Listings of box coordinates:
::::::
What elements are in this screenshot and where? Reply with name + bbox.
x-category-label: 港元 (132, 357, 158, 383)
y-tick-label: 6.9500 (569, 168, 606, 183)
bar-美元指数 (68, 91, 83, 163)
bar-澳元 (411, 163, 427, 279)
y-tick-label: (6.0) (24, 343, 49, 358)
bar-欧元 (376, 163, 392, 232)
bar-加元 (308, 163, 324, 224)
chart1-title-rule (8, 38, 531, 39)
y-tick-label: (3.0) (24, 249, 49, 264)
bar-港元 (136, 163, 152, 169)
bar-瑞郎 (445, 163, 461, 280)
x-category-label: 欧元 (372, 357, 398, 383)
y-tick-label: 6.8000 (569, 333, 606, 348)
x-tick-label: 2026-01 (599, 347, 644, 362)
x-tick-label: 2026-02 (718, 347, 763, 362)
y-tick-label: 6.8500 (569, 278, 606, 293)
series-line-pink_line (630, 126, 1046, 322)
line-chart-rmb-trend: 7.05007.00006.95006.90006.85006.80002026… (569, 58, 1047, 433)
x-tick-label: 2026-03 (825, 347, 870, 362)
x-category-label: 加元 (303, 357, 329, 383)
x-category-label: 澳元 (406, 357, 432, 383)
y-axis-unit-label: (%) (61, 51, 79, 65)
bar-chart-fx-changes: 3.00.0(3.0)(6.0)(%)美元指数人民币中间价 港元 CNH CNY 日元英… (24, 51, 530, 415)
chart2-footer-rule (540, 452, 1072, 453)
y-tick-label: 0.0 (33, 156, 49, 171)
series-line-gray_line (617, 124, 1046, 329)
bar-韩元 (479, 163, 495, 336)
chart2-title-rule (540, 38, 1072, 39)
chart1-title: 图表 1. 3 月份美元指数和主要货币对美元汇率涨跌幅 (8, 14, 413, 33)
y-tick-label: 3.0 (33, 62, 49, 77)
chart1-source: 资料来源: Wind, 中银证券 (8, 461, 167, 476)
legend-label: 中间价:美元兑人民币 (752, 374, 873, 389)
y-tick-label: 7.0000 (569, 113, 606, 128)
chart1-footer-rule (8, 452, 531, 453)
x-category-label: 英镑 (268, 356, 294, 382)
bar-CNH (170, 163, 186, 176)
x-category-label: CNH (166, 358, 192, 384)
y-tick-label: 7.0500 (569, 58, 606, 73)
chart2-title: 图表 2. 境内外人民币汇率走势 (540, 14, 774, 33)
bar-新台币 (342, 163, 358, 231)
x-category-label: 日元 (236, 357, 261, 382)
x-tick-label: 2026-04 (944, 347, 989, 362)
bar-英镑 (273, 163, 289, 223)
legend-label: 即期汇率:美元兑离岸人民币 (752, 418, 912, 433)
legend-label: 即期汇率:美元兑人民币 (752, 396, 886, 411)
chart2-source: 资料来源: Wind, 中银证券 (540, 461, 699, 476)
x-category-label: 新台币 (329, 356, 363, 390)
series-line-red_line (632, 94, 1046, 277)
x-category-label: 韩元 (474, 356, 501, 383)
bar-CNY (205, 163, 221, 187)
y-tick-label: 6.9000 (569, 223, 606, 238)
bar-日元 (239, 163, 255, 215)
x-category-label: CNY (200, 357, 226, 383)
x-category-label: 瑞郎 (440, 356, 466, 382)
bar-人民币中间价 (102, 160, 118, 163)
::::::
== SET TASK ==
Reproduce every line of the listing above without changing a single character.

== FINISHED ANSWER ==
What elements are in this screenshot and where? Reply with name + bbox.
x-category-label: 港元 (132, 357, 158, 383)
y-tick-label: 6.9500 (569, 168, 606, 183)
bar-美元指数 (68, 91, 83, 163)
bar-澳元 (411, 163, 427, 279)
y-tick-label: (6.0) (24, 343, 49, 358)
bar-欧元 (376, 163, 392, 232)
bar-加元 (308, 163, 324, 224)
chart1-title-rule (8, 38, 531, 39)
y-tick-label: (3.0) (24, 249, 49, 264)
bar-港元 (136, 163, 152, 169)
bar-瑞郎 (445, 163, 461, 280)
x-category-label: 欧元 (372, 357, 398, 383)
y-tick-label: 6.8000 (569, 333, 606, 348)
x-tick-label: 2026-01 (599, 347, 644, 362)
x-tick-label: 2026-02 (718, 347, 763, 362)
y-tick-label: 6.8500 (569, 278, 606, 293)
series-line-pink_line (630, 126, 1046, 322)
line-chart-rmb-trend: 7.05007.00006.95006.90006.85006.80002026… (569, 58, 1047, 433)
x-tick-label: 2026-03 (825, 347, 870, 362)
x-category-label: 加元 (303, 357, 329, 383)
x-category-label: 澳元 (406, 357, 432, 383)
y-axis-unit-label: (%) (61, 51, 79, 65)
bar-chart-fx-changes: 3.00.0(3.0)(6.0)(%)美元指数人民币中间价 港元 CNH CNY 日元英… (24, 51, 530, 415)
chart2-footer-rule (540, 452, 1072, 453)
y-tick-label: 0.0 (33, 156, 49, 171)
series-line-gray_line (617, 124, 1046, 329)
bar-韩元 (479, 163, 495, 336)
chart2-title-rule (540, 38, 1072, 39)
chart1-title: 图表 1. 3 月份美元指数和主要货币对美元汇率涨跌幅 (8, 14, 413, 33)
y-tick-label: 3.0 (33, 62, 49, 77)
chart1-source: 资料来源: Wind, 中银证券 (8, 461, 167, 476)
legend-label: 中间价:美元兑人民币 (752, 374, 873, 389)
y-tick-label: 7.0000 (569, 113, 606, 128)
chart1-footer-rule (8, 452, 531, 453)
x-category-label: 英镑 (268, 356, 294, 382)
bar-CNH (170, 163, 186, 176)
x-category-label: CNH (166, 358, 192, 384)
y-tick-label: 7.0500 (569, 58, 606, 73)
chart2-title: 图表 2. 境内外人民币汇率走势 (540, 14, 774, 33)
bar-新台币 (342, 163, 358, 231)
x-category-label: 日元 (236, 357, 261, 382)
x-tick-label: 2026-04 (944, 347, 989, 362)
bar-英镑 (273, 163, 289, 223)
legend-label: 即期汇率:美元兑离岸人民币 (752, 418, 912, 433)
legend-label: 即期汇率:美元兑人民币 (752, 396, 886, 411)
chart2-source: 资料来源: Wind, 中银证券 (540, 461, 699, 476)
x-category-label: 新台币 (329, 356, 363, 390)
series-line-red_line (632, 94, 1046, 277)
x-category-label: 韩元 (474, 356, 501, 383)
bar-CNY (205, 163, 221, 187)
y-tick-label: 6.9000 (569, 223, 606, 238)
bar-日元 (239, 163, 255, 215)
x-category-label: CNY (200, 357, 226, 383)
x-category-label: 瑞郎 (440, 356, 466, 382)
bar-人民币中间价 (102, 160, 118, 163)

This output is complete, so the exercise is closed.